DESCRIPTION OF THE TASK: Filter out everything except lines holding "GetTestList".
═════ MATERIAL SUPPLIED
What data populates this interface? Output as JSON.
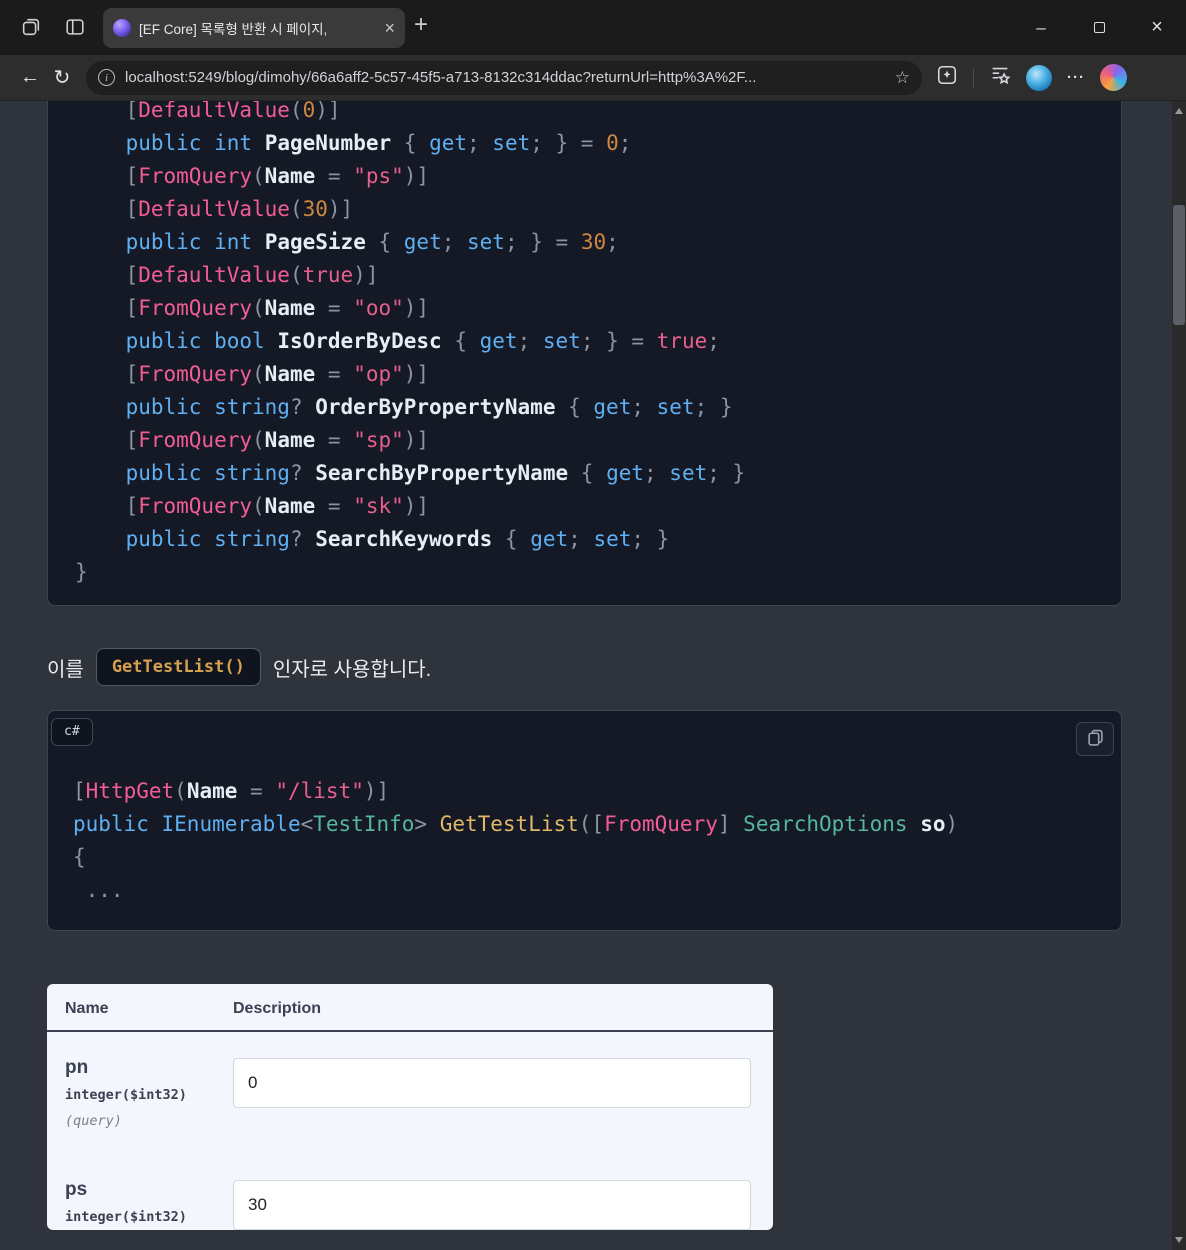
{
  "colors": {
    "page_bg": "#2e333c",
    "code_bg": "#141925",
    "keyword_blue": "#5fb0f2",
    "attribute_pink": "#f25d94",
    "string_pink": "#e5608c",
    "number_orange": "#cf8740",
    "function_gold": "#dfb868",
    "type_teal": "#56b6a2",
    "inline_code_gold": "#d7a14d",
    "table_bg": "#f3f6fc"
  },
  "chrome": {
    "tab": {
      "title": "[EF Core] 목록형 반환 시 페이지,"
    },
    "url": "localhost:5249/blog/dimohy/66a6aff2-5c57-45f5-a713-8132c314ddac?returnUrl=http%3A%2F...",
    "glyphs": {
      "back": "←",
      "refresh": "↻",
      "info": "i",
      "star": "☆",
      "new_tab": "+",
      "tab_close": "×",
      "minimize": "–",
      "window_close": "×",
      "menu": "···"
    }
  },
  "main": {
    "code_block_1": {
      "lines": [
        [
          [
            "pu",
            "    ["
          ],
          [
            "at",
            "DefaultValue"
          ],
          [
            "pu",
            "("
          ],
          [
            "nu",
            "0"
          ],
          [
            "pu",
            ")]"
          ]
        ],
        [
          [
            "pu",
            "    "
          ],
          [
            "kw",
            "public"
          ],
          [
            "pu",
            " "
          ],
          [
            "kw",
            "int"
          ],
          [
            "pu",
            " "
          ],
          [
            "pr",
            "PageNumber"
          ],
          [
            "pu",
            " { "
          ],
          [
            "kw",
            "get"
          ],
          [
            "pu",
            "; "
          ],
          [
            "kw",
            "set"
          ],
          [
            "pu",
            "; } = "
          ],
          [
            "nu",
            "0"
          ],
          [
            "pu",
            ";"
          ]
        ],
        [
          [
            "pu",
            "    ["
          ],
          [
            "at",
            "FromQuery"
          ],
          [
            "pu",
            "("
          ],
          [
            "pr",
            "Name"
          ],
          [
            "pu",
            " = "
          ],
          [
            "st",
            "\"ps\""
          ],
          [
            "pu",
            ")]"
          ]
        ],
        [
          [
            "pu",
            "    ["
          ],
          [
            "at",
            "DefaultValue"
          ],
          [
            "pu",
            "("
          ],
          [
            "nu",
            "30"
          ],
          [
            "pu",
            ")]"
          ]
        ],
        [
          [
            "pu",
            "    "
          ],
          [
            "kw",
            "public"
          ],
          [
            "pu",
            " "
          ],
          [
            "kw",
            "int"
          ],
          [
            "pu",
            " "
          ],
          [
            "pr",
            "PageSize"
          ],
          [
            "pu",
            " { "
          ],
          [
            "kw",
            "get"
          ],
          [
            "pu",
            "; "
          ],
          [
            "kw",
            "set"
          ],
          [
            "pu",
            "; } = "
          ],
          [
            "nu",
            "30"
          ],
          [
            "pu",
            ";"
          ]
        ],
        [
          [
            "pu",
            "    ["
          ],
          [
            "at",
            "DefaultValue"
          ],
          [
            "pu",
            "("
          ],
          [
            "st",
            "true"
          ],
          [
            "pu",
            ")]"
          ]
        ],
        [
          [
            "pu",
            "    ["
          ],
          [
            "at",
            "FromQuery"
          ],
          [
            "pu",
            "("
          ],
          [
            "pr",
            "Name"
          ],
          [
            "pu",
            " = "
          ],
          [
            "st",
            "\"oo\""
          ],
          [
            "pu",
            ")]"
          ]
        ],
        [
          [
            "pu",
            "    "
          ],
          [
            "kw",
            "public"
          ],
          [
            "pu",
            " "
          ],
          [
            "kw",
            "bool"
          ],
          [
            "pu",
            " "
          ],
          [
            "pr",
            "IsOrderByDesc"
          ],
          [
            "pu",
            " { "
          ],
          [
            "kw",
            "get"
          ],
          [
            "pu",
            "; "
          ],
          [
            "kw",
            "set"
          ],
          [
            "pu",
            "; } = "
          ],
          [
            "st",
            "true"
          ],
          [
            "pu",
            ";"
          ]
        ],
        [
          [
            "pu",
            "    ["
          ],
          [
            "at",
            "FromQuery"
          ],
          [
            "pu",
            "("
          ],
          [
            "pr",
            "Name"
          ],
          [
            "pu",
            " = "
          ],
          [
            "st",
            "\"op\""
          ],
          [
            "pu",
            ")]"
          ]
        ],
        [
          [
            "pu",
            "    "
          ],
          [
            "kw",
            "public"
          ],
          [
            "pu",
            " "
          ],
          [
            "kw",
            "string"
          ],
          [
            "pu",
            "? "
          ],
          [
            "pr",
            "OrderByPropertyName"
          ],
          [
            "pu",
            " { "
          ],
          [
            "kw",
            "get"
          ],
          [
            "pu",
            "; "
          ],
          [
            "kw",
            "set"
          ],
          [
            "pu",
            "; }"
          ]
        ],
        [
          [
            "pu",
            "    ["
          ],
          [
            "at",
            "FromQuery"
          ],
          [
            "pu",
            "("
          ],
          [
            "pr",
            "Name"
          ],
          [
            "pu",
            " = "
          ],
          [
            "st",
            "\"sp\""
          ],
          [
            "pu",
            ")]"
          ]
        ],
        [
          [
            "pu",
            "    "
          ],
          [
            "kw",
            "public"
          ],
          [
            "pu",
            " "
          ],
          [
            "kw",
            "string"
          ],
          [
            "pu",
            "? "
          ],
          [
            "pr",
            "SearchByPropertyName"
          ],
          [
            "pu",
            " { "
          ],
          [
            "kw",
            "get"
          ],
          [
            "pu",
            "; "
          ],
          [
            "kw",
            "set"
          ],
          [
            "pu",
            "; }"
          ]
        ],
        [
          [
            "pu",
            "    ["
          ],
          [
            "at",
            "FromQuery"
          ],
          [
            "pu",
            "("
          ],
          [
            "pr",
            "Name"
          ],
          [
            "pu",
            " = "
          ],
          [
            "st",
            "\"sk\""
          ],
          [
            "pu",
            ")]"
          ]
        ],
        [
          [
            "pu",
            "    "
          ],
          [
            "kw",
            "public"
          ],
          [
            "pu",
            " "
          ],
          [
            "kw",
            "string"
          ],
          [
            "pu",
            "? "
          ],
          [
            "pr",
            "SearchKeywords"
          ],
          [
            "pu",
            " { "
          ],
          [
            "kw",
            "get"
          ],
          [
            "pu",
            "; "
          ],
          [
            "kw",
            "set"
          ],
          [
            "pu",
            "; }"
          ]
        ],
        [
          [
            "pu",
            "}"
          ]
        ]
      ]
    },
    "paragraph": {
      "prefix": "이를",
      "inline_code": "GetTestList()",
      "suffix": "인자로 사용합니다."
    },
    "code_block_2": {
      "language": "c#",
      "lines": [
        [
          [
            "pu",
            "["
          ],
          [
            "at",
            "HttpGet"
          ],
          [
            "pu",
            "("
          ],
          [
            "pr",
            "Name"
          ],
          [
            "pu",
            " = "
          ],
          [
            "st",
            "\"/list\""
          ],
          [
            "pu",
            ")]"
          ]
        ],
        [
          [
            "kw",
            "public"
          ],
          [
            "pu",
            " "
          ],
          [
            "ty",
            "IEnumerable"
          ],
          [
            "pu",
            "<"
          ],
          [
            "tn",
            "TestInfo"
          ],
          [
            "pu",
            "> "
          ],
          [
            "fn",
            "GetTestList"
          ],
          [
            "pu",
            "(["
          ],
          [
            "at",
            "FromQuery"
          ],
          [
            "pu",
            "] "
          ],
          [
            "tn",
            "SearchOptions"
          ],
          [
            "pu",
            " "
          ],
          [
            "pr",
            "so"
          ],
          [
            "pu",
            ")"
          ]
        ],
        [
          [
            "pu",
            "{"
          ]
        ],
        [
          [
            "pu",
            " ..."
          ]
        ]
      ]
    },
    "params_table": {
      "headers": [
        "Name",
        "Description"
      ],
      "rows": [
        {
          "name": "pn",
          "type": "integer($int32)",
          "location": "(query)",
          "value": "0"
        },
        {
          "name": "ps",
          "type": "integer($int32)",
          "value": "30"
        }
      ]
    }
  }
}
══════════
EXPECTED OUTPUT:
      "inline_code": "GetTestList()",
            "GetTestList"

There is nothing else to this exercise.